* **TRECHO FORNECIDO**
────────────────────────────────────────
Lady Mary Filmer, ou apenas Lady Filmer, tinha sua produção referenciada há muito, como fez Naomi Rosenblum em A history of women photographers (1994, Abeville Press). Contudo Rosenblum, embora se esforce em propor elos com a fotomontagem moderna produzida 50 anos mais tarde ou com a prática surrealista, não consegue estabelecer o vínculo mais importante: a sua inserção na cultura visual do período. Mais oportuna seria a abordagem de Geoffrey Batchen, em Each wild idea (2000, MIT Press), no ensaio Vernacular photographies, que cita essa produção em sua análise sobre álbuns de retratos.
 


S.T (1864 ca), aquarela e colagem (28,6 x 22,9 cm),
acervo The University of New Mexico Art Museum.
Reproduzida em Rosenblum (1994, 2010, 3ª ed)

O catálogo da mostra e o livro Each wild idea estão disponíveis na Biblioteca de Fotografia / IMS Paulista. A palestra proferida por Siegel, na montagem da mostra em Nova York, está disponível no site do Metropolitan Museum  (página da exposição).

Marcelo Greco: falando de livros

FotoPlus #51 – Julho 2020


Abrigo, publicação mais recente do fotógrafo pela Editora Origem, associada a Rios.Greco, é antes um pretexto para retomar aqui o conjunto de livros editados por Greco nos últimos dez anos. Todos estão disponíveis para uma primeira visita através de registros em vídeo no site: marcelogreco.com.
────────────────────────────────────────
Reproduza fielmente, no trecho fornecido, tudo o que vai de "S.T (1864 ca), aquarela" até "no site: marcelogreco.com.".

* **DADOS FORNECIDOS**
────────────────────────────────────────
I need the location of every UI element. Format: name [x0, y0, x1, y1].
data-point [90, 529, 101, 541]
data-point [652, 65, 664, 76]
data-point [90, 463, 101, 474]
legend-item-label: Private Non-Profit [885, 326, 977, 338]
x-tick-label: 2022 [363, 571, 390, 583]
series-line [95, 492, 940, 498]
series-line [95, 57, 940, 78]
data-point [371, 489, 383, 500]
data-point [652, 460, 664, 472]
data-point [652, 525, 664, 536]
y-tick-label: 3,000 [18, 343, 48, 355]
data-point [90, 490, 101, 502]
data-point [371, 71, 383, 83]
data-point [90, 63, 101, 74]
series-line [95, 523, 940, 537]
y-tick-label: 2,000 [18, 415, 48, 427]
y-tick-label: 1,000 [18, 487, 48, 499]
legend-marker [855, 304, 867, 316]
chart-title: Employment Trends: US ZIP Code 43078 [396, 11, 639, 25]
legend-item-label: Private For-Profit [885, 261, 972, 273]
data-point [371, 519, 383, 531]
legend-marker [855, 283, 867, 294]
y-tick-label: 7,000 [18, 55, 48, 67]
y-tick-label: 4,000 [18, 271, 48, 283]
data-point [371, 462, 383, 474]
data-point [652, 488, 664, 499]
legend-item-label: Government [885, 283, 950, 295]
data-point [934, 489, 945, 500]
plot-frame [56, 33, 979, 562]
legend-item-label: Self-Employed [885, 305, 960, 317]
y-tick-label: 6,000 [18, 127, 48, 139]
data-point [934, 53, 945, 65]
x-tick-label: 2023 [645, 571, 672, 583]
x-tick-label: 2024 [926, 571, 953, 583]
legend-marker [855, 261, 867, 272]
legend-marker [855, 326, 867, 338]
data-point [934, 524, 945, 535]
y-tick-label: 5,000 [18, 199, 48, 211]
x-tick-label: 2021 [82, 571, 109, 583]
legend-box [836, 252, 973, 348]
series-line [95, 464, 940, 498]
────────────────────────────────────────
* **RESPOSTA DA TAREFA**
S.T (1864 ca), aquarela e colagem (28,6 x 22,9 cm),
acervo The University of New Mexico Art Museum.
Reproduzida em Rosenblum (1994, 2010, 3ª ed)

O catálogo da mostra e o livro Each wild idea estão disponíveis na Biblioteca de Fotografia / IMS Paulista. A palestra proferida por Siegel, na montagem da mostra em Nova York, está disponível no site do Metropolitan Museum  (página da exposição).

Marcelo Greco: falando de livros

FotoPlus #51 – Julho 2020


Abrigo, publicação mais recente do fotógrafo pela Editora Origem, associada a Rios.Greco, é antes um pretexto para retomar aqui o conjunto de livros editados por Greco nos últimos dez anos. Todos estão disponíveis para uma primeira visita através de registros em vídeo no site: marcelogreco.com.